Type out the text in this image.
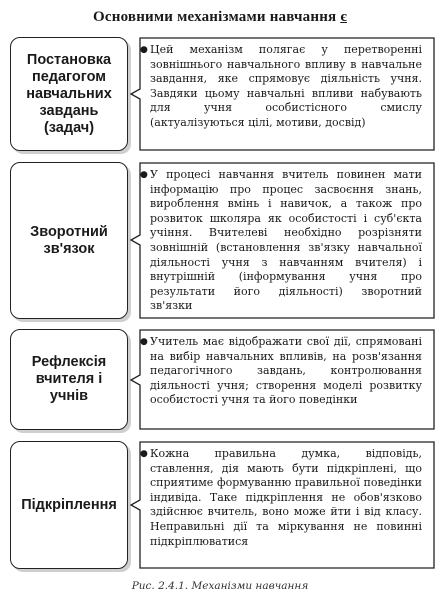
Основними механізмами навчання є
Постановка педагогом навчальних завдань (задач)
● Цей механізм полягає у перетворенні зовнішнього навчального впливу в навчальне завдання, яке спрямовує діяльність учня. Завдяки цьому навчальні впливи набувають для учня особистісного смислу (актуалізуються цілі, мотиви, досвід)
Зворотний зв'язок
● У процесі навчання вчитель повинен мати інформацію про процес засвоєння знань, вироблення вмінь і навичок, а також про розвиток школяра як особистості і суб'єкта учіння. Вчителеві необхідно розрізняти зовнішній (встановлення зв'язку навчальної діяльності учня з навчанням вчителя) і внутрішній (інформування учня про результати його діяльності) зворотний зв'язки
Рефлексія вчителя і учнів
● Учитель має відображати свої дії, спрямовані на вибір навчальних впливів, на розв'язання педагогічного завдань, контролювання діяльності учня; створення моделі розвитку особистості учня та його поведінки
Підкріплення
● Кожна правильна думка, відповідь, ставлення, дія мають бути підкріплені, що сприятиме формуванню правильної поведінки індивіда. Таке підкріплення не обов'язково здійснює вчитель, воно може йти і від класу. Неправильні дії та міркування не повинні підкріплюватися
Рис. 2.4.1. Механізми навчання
▬▬▬▬▬▬
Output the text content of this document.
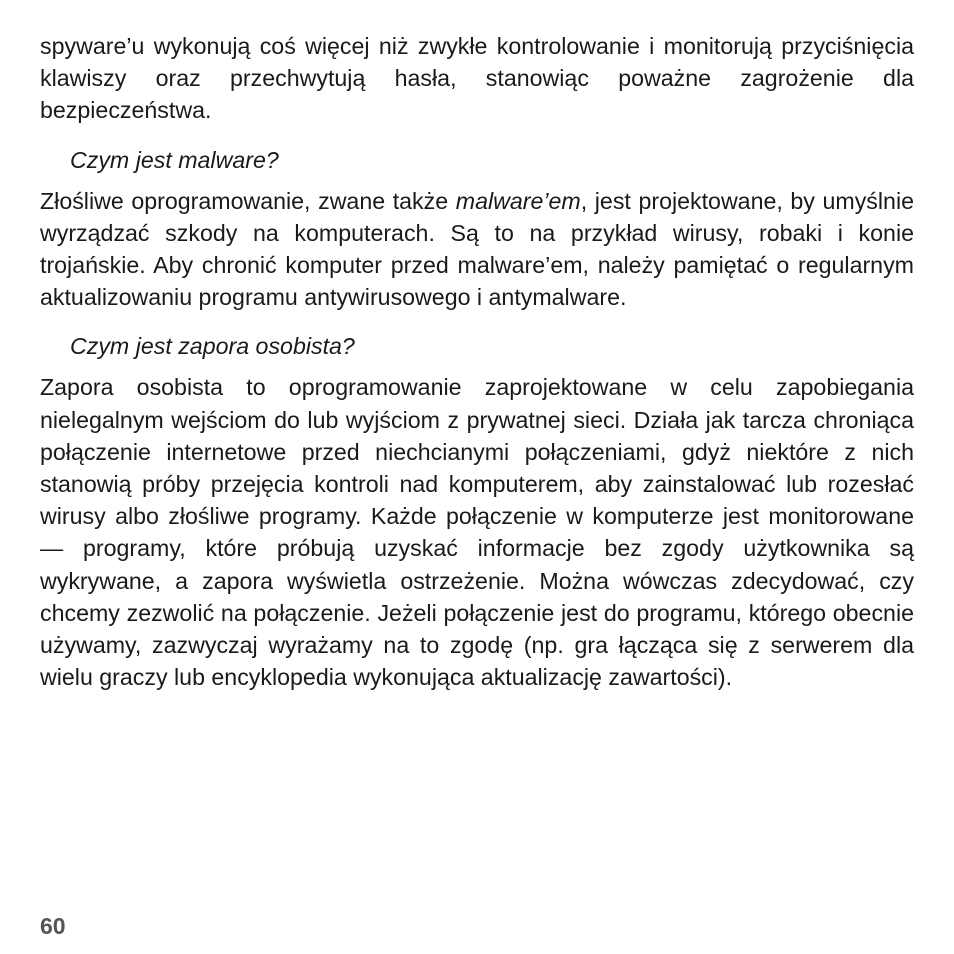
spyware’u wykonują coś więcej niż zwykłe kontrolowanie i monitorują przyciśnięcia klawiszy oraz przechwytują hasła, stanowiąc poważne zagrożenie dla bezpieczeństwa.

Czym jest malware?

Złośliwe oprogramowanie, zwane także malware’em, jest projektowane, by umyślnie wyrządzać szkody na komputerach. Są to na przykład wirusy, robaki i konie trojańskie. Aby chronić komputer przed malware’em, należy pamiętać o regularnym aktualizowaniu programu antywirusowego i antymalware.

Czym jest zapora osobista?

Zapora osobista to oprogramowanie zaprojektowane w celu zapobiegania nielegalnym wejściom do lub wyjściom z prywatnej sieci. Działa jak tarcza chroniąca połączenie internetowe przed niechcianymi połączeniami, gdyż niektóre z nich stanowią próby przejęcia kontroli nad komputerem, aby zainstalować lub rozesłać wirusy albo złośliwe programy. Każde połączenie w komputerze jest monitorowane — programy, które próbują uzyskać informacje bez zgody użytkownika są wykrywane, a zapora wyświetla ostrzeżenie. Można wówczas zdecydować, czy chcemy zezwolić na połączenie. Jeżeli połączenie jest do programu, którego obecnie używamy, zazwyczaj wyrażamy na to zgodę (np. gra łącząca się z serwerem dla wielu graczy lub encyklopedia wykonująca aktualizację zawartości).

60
▬▬▬▬▬▬
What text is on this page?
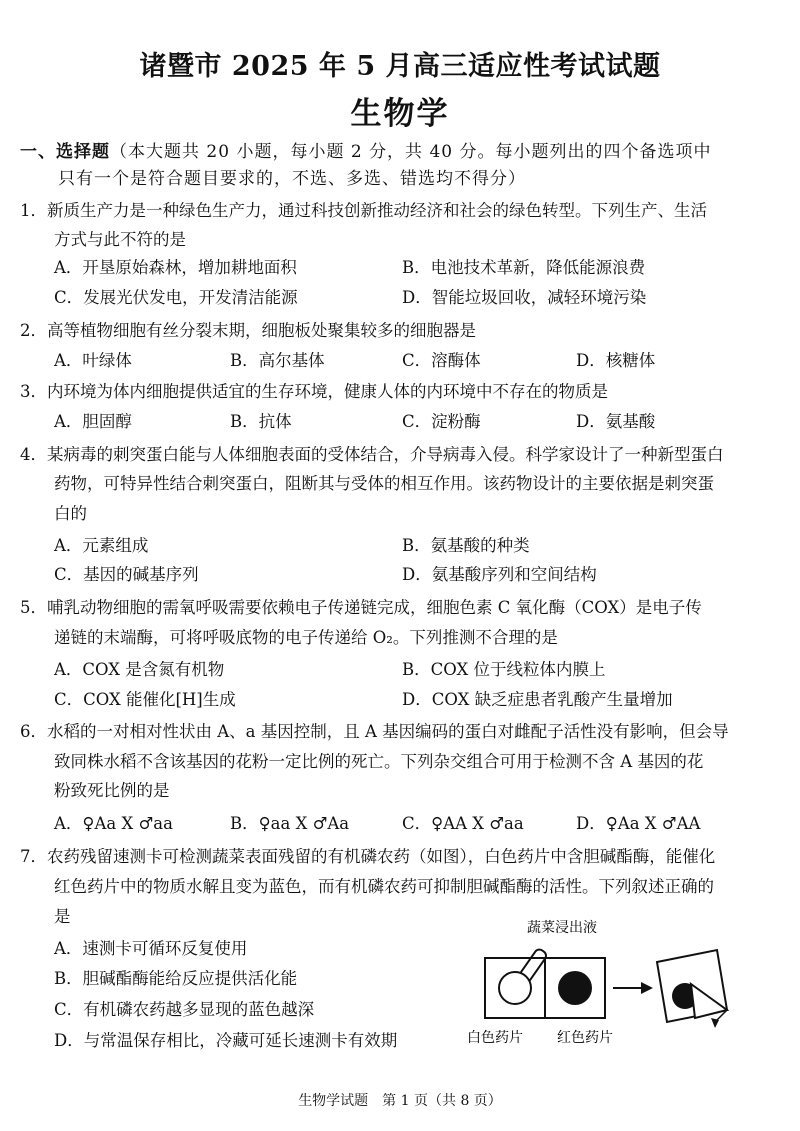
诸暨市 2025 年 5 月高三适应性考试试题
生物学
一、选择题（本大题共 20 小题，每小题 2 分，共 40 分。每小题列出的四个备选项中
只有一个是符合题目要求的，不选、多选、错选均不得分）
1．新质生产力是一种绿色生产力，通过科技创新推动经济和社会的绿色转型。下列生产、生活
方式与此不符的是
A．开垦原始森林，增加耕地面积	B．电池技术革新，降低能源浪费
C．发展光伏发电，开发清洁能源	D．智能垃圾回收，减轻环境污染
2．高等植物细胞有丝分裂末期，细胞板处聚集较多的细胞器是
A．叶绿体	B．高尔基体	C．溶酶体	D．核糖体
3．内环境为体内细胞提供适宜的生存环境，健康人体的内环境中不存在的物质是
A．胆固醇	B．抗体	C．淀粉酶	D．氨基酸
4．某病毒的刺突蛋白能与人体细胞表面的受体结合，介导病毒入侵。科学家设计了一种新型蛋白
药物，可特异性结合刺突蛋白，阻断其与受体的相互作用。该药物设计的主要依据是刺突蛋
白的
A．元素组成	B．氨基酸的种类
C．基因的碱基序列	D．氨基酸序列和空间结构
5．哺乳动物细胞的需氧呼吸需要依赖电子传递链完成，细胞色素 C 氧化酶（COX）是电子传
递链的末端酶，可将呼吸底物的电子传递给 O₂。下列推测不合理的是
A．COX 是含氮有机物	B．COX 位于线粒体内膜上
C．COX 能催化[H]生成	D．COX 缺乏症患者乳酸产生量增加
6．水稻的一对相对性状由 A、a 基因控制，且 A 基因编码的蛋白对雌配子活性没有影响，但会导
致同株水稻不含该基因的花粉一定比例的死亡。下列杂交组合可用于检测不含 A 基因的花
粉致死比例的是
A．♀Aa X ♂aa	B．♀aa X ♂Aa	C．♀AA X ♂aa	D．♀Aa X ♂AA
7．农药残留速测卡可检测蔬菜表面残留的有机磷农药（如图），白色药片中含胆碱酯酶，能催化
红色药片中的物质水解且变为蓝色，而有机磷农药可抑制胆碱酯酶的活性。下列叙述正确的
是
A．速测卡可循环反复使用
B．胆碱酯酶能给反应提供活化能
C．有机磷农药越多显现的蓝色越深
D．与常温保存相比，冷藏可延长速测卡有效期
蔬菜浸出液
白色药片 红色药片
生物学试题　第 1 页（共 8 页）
▬▬▬▬▬▬
**CHALLENGE:**
Collect, from the material above, every line containing the word "завдань".

**SOLUTION:**
Постановка педагогом навчальних завдань (задач)
● Учитель має відображати свої дії, спрямовані на вибір навчальних впливів, на розв'язання педагогічного завдань, контролювання діяльності учня; створення моделі розвитку особистості учня та його поведінки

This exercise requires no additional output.